PROMPT: Write out the records below word for word, please.

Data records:
* * *
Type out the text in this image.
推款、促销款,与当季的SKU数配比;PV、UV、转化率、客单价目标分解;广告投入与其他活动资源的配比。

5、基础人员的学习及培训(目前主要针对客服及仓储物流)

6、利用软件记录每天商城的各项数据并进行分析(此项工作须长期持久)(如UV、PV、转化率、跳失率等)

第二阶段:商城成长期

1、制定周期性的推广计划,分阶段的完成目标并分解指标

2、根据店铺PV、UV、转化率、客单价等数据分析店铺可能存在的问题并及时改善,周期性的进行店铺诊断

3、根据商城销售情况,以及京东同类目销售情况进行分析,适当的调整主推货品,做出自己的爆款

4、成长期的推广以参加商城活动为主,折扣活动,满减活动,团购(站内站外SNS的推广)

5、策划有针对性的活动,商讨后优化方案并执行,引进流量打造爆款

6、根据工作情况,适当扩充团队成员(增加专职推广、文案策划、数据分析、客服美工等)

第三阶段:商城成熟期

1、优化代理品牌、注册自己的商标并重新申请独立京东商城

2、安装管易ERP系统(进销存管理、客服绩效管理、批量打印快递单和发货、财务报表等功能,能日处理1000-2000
* * *
FINAL RESULT:
Type out the text in this image.
推款、促销款,与当季的SKU数配比;PV、UV、转化率、客单价目标分解;广告投入与其他活动资源的配比。

5、基础人员的学习及培训(目前主要针对客服及仓储物流)

6、利用软件记录每天商城的各项数据并进行分析(此项工作须长期持久)(如UV、PV、转化率、跳失率等)

第二阶段:商城成长期

1、制定周期性的推广计划,分阶段的完成目标并分解指标

2、根据店铺PV、UV、转化率、客单价等数据分析店铺可能存在的问题并及时改善,周期性的进行店铺诊断

3、根据商城销售情况,以及京东同类目销售情况进行分析,适当的调整主推货品,做出自己的爆款

4、成长期的推广以参加商城活动为主,折扣活动,满减活动,团购(站内站外SNS的推广)

5、策划有针对性的活动,商讨后优化方案并执行,引进流量打造爆款

6、根据工作情况,适当扩充团队成员(增加专职推广、文案策划、数据分析、客服美工等)

第三阶段:商城成熟期

1、优化代理品牌、注册自己的商标并重新申请独立京东商城

2、安装管易ERP系统(进销存管理、客服绩效管理、批量打印快递单和发货、财务报表等功能,能日处理1000-2000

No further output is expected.